**PROBLEM DETAILS**
Report how many lines of these entries hold the string "name"; reply with the number alone.

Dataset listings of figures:
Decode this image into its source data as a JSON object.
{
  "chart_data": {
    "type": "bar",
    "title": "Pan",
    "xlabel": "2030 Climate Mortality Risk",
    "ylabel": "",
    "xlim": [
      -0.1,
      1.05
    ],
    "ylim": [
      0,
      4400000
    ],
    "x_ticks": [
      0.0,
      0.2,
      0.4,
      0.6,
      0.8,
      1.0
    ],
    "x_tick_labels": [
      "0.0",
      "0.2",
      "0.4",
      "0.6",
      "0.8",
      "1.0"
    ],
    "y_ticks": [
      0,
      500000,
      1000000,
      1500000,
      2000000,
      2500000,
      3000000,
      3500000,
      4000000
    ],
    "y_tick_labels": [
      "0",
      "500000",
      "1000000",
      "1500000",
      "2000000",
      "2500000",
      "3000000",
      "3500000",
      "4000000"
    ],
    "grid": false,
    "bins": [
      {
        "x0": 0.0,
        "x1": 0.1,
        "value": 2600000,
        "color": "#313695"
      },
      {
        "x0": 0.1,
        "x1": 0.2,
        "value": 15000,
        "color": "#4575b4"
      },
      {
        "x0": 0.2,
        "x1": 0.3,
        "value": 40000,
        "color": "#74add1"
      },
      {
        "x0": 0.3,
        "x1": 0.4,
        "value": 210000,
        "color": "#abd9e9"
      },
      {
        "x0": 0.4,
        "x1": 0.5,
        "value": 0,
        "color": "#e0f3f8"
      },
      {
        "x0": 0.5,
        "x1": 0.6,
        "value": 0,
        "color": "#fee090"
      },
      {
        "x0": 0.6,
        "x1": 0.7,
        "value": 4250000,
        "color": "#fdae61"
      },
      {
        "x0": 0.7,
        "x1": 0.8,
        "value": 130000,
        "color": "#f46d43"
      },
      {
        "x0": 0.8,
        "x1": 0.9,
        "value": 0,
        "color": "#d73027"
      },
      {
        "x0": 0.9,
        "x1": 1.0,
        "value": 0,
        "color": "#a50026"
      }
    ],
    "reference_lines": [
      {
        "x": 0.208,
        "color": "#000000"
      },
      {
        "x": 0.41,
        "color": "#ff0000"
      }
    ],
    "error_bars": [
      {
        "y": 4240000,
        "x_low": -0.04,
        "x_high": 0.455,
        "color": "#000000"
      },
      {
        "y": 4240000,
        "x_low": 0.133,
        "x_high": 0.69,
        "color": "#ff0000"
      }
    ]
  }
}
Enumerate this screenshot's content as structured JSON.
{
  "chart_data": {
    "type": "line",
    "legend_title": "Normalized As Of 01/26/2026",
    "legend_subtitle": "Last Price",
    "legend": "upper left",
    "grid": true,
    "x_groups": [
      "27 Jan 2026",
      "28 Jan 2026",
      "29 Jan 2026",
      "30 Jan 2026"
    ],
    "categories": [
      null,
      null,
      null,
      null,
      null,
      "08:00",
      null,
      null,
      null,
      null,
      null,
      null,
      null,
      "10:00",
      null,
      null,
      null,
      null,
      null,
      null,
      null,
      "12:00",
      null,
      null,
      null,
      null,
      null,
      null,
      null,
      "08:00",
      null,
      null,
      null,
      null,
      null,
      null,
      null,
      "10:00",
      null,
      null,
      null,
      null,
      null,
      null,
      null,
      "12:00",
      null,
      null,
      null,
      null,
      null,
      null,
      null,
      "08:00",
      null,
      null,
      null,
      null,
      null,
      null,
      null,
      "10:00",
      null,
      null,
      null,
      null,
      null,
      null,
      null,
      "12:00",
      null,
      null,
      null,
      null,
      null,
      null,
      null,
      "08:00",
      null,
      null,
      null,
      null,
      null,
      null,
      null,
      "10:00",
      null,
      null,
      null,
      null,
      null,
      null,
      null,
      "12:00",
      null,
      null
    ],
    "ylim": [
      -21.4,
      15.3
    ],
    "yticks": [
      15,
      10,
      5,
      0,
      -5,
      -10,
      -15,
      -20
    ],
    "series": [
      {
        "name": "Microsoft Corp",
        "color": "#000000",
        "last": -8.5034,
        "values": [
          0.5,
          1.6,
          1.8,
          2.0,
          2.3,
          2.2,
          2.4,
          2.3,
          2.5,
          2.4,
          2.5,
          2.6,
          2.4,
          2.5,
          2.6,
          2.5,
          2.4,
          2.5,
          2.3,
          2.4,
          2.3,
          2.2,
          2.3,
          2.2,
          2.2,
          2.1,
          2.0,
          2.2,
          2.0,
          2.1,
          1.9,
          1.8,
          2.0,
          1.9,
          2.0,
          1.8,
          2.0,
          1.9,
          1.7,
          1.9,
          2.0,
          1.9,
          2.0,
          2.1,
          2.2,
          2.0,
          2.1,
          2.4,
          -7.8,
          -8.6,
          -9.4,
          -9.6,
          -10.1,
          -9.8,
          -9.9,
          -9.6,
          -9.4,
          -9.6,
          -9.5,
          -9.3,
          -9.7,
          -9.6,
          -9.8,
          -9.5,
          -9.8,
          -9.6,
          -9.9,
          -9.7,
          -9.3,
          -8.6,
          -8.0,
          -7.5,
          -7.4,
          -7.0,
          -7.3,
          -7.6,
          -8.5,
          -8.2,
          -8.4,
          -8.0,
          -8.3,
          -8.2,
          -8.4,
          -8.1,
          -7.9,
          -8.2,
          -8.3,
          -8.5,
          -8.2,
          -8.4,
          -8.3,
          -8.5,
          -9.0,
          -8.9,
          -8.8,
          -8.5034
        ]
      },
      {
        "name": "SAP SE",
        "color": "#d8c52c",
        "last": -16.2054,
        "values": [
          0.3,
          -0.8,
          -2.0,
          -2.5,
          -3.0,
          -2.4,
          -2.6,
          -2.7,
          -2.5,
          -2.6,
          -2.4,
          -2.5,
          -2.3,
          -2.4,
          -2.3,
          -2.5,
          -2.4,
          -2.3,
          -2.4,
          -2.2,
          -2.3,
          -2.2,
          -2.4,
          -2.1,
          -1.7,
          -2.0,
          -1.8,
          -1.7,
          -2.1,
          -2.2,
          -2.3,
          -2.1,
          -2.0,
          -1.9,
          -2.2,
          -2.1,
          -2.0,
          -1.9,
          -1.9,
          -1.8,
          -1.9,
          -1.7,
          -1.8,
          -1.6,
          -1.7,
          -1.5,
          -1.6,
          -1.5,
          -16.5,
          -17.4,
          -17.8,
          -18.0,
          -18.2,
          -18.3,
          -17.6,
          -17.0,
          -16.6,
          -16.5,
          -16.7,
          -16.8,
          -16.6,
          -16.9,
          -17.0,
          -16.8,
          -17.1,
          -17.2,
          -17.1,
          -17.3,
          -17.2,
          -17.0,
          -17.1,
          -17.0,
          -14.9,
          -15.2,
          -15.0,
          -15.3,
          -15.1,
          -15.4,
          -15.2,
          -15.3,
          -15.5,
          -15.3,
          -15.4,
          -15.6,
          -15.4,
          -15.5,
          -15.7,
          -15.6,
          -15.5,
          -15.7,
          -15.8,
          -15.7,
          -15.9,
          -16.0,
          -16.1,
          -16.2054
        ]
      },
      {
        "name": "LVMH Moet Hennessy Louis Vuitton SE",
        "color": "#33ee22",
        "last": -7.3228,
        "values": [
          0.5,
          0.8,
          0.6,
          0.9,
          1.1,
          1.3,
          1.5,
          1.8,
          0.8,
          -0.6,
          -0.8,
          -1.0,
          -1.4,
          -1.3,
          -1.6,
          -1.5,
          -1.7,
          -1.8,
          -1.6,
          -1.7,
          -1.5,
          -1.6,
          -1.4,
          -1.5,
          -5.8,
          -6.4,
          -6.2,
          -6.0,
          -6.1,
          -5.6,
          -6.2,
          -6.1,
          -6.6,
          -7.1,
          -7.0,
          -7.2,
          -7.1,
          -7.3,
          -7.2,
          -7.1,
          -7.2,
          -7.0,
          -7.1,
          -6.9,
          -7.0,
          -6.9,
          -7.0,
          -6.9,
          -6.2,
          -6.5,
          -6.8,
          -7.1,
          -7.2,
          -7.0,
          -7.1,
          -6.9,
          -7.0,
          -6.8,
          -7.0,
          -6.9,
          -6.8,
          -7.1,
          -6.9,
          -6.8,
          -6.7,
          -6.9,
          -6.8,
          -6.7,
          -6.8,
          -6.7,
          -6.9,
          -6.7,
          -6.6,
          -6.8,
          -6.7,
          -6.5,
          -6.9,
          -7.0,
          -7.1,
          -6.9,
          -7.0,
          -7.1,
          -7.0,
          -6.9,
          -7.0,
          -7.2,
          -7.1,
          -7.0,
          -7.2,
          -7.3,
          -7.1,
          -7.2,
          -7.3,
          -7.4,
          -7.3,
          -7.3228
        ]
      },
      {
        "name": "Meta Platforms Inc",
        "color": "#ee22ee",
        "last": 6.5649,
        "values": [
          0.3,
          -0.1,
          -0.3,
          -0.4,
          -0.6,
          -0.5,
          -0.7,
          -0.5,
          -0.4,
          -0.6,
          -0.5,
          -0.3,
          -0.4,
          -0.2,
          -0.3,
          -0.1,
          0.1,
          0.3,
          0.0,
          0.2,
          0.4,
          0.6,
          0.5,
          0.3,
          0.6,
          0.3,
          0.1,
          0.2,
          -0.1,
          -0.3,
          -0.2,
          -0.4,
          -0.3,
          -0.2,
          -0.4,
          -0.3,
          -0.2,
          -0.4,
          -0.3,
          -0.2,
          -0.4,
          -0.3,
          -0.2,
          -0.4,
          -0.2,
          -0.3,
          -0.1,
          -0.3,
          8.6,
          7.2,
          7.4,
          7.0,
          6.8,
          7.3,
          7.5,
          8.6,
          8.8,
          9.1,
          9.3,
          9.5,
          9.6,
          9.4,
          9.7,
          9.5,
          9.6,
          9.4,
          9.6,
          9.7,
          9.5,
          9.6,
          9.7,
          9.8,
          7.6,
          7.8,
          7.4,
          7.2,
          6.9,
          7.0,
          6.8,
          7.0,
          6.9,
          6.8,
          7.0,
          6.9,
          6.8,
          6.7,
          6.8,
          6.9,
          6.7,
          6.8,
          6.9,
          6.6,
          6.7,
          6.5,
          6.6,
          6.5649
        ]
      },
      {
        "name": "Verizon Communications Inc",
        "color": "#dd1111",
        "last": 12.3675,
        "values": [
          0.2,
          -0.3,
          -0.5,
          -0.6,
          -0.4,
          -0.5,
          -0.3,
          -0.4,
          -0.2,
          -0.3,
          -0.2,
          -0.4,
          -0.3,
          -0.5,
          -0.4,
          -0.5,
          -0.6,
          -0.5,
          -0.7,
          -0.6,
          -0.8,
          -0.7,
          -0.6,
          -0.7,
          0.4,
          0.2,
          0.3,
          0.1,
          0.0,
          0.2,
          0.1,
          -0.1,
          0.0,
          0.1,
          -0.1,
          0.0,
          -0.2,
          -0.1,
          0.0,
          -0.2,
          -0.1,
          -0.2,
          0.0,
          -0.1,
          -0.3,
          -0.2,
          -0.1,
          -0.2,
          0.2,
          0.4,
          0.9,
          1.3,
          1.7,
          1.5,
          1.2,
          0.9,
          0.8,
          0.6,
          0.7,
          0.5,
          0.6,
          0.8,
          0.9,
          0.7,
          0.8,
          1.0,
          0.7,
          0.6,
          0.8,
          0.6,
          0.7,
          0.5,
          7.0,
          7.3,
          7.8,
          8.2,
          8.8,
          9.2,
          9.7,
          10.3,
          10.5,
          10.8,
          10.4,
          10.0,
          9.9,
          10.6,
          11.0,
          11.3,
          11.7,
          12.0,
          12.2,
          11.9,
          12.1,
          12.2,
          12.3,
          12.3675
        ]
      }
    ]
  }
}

**IN RESPONSE**
5